▶ [What the task requires] Repeat every line of the items below word for word, leaving out the pictures.

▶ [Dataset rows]
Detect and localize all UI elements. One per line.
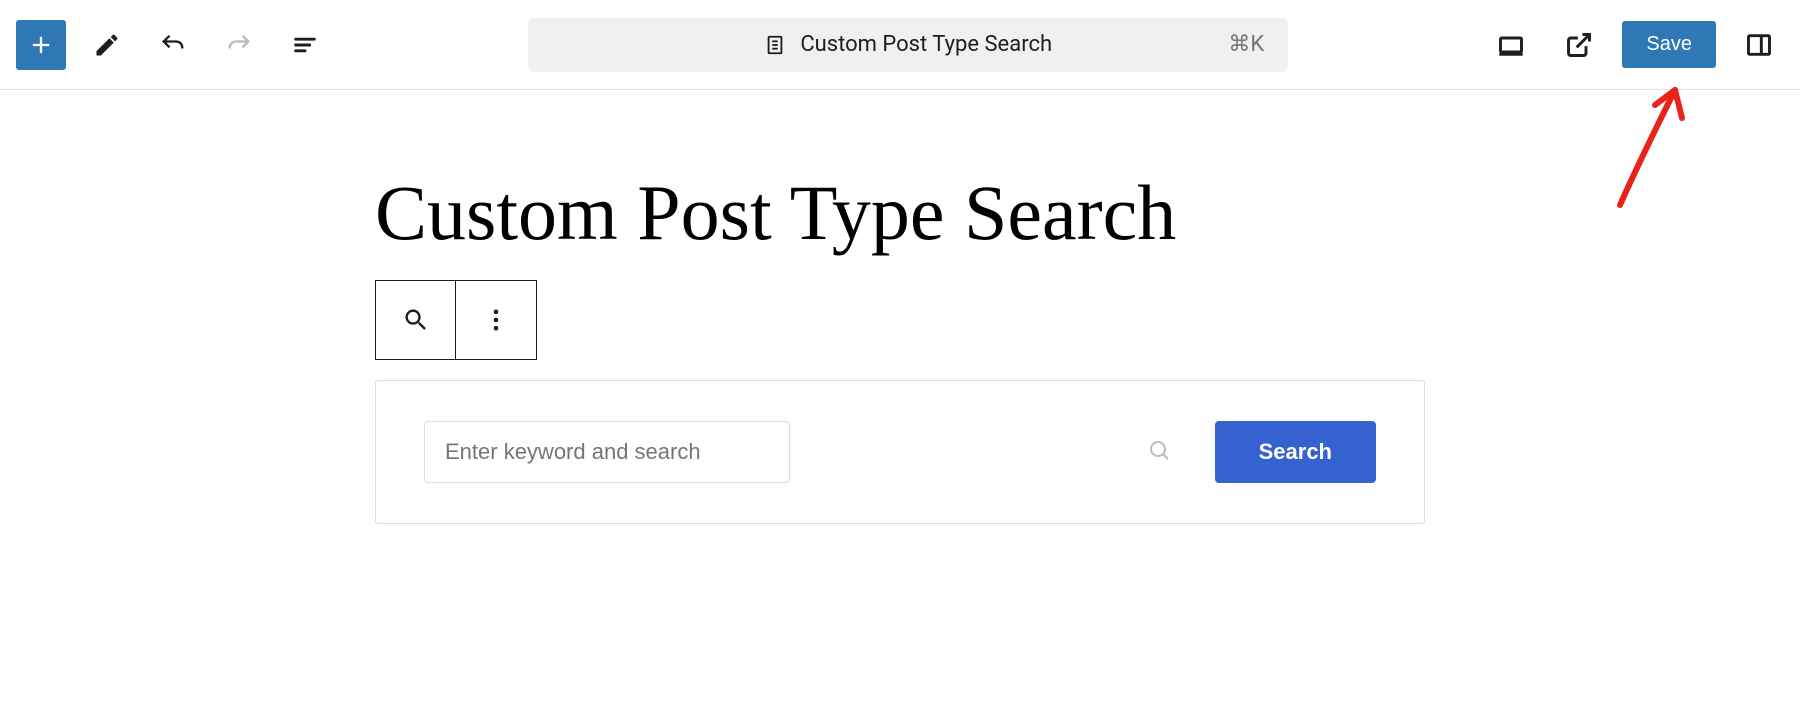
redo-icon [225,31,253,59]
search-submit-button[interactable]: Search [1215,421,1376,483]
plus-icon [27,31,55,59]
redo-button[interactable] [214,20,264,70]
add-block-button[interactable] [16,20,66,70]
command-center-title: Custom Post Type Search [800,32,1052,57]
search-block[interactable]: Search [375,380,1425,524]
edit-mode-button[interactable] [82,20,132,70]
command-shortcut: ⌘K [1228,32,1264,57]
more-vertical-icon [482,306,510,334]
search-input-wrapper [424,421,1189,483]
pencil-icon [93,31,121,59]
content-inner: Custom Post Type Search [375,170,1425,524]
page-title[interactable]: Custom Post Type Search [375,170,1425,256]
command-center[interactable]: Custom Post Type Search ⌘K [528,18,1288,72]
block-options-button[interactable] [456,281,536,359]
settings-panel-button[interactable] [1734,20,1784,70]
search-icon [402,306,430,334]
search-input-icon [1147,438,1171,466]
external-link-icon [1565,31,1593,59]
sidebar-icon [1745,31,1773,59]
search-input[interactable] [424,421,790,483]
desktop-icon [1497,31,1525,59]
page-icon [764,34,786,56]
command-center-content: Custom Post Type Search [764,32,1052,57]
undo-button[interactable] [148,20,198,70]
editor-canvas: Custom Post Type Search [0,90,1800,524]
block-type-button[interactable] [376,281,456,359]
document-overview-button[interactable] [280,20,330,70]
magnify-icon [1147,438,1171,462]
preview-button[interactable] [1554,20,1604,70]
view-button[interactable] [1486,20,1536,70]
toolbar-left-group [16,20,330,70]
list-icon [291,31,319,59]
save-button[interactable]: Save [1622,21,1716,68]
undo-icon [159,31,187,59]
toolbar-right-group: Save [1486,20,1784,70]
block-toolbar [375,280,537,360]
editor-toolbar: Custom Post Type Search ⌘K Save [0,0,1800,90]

▶ [Reply to the exercise]
Detect and localize all UI elements. One per line.
redo-icon [225,31,253,59]
search-submit-button[interactable]: Search [1215,421,1376,483]
plus-icon [27,31,55,59]
redo-button[interactable] [214,20,264,70]
add-block-button[interactable] [16,20,66,70]
command-center-title: Custom Post Type Search [800,32,1052,57]
search-block[interactable]: Search [375,380,1425,524]
edit-mode-button[interactable] [82,20,132,70]
command-shortcut: ⌘K [1228,32,1264,57]
more-vertical-icon [482,306,510,334]
search-input-wrapper [424,421,1189,483]
pencil-icon [93,31,121,59]
content-inner: Custom Post Type Search [375,170,1425,524]
page-title[interactable]: Custom Post Type Search [375,170,1425,256]
command-center[interactable]: Custom Post Type Search ⌘K [528,18,1288,72]
block-options-button[interactable] [456,281,536,359]
settings-panel-button[interactable] [1734,20,1784,70]
search-icon [402,306,430,334]
search-input-icon [1147,438,1171,466]
external-link-icon [1565,31,1593,59]
sidebar-icon [1745,31,1773,59]
search-input[interactable] [424,421,790,483]
desktop-icon [1497,31,1525,59]
page-icon [764,34,786,56]
command-center-content: Custom Post Type Search [764,32,1052,57]
undo-button[interactable] [148,20,198,70]
editor-canvas: Custom Post Type Search [0,90,1800,524]
block-type-button[interactable] [376,281,456,359]
document-overview-button[interactable] [280,20,330,70]
magnify-icon [1147,438,1171,462]
preview-button[interactable] [1554,20,1604,70]
view-button[interactable] [1486,20,1536,70]
toolbar-left-group [16,20,330,70]
list-icon [291,31,319,59]
save-button[interactable]: Save [1622,21,1716,68]
undo-icon [159,31,187,59]
toolbar-right-group: Save [1486,20,1784,70]
block-toolbar [375,280,537,360]
editor-toolbar: Custom Post Type Search ⌘K Save [0,0,1800,90]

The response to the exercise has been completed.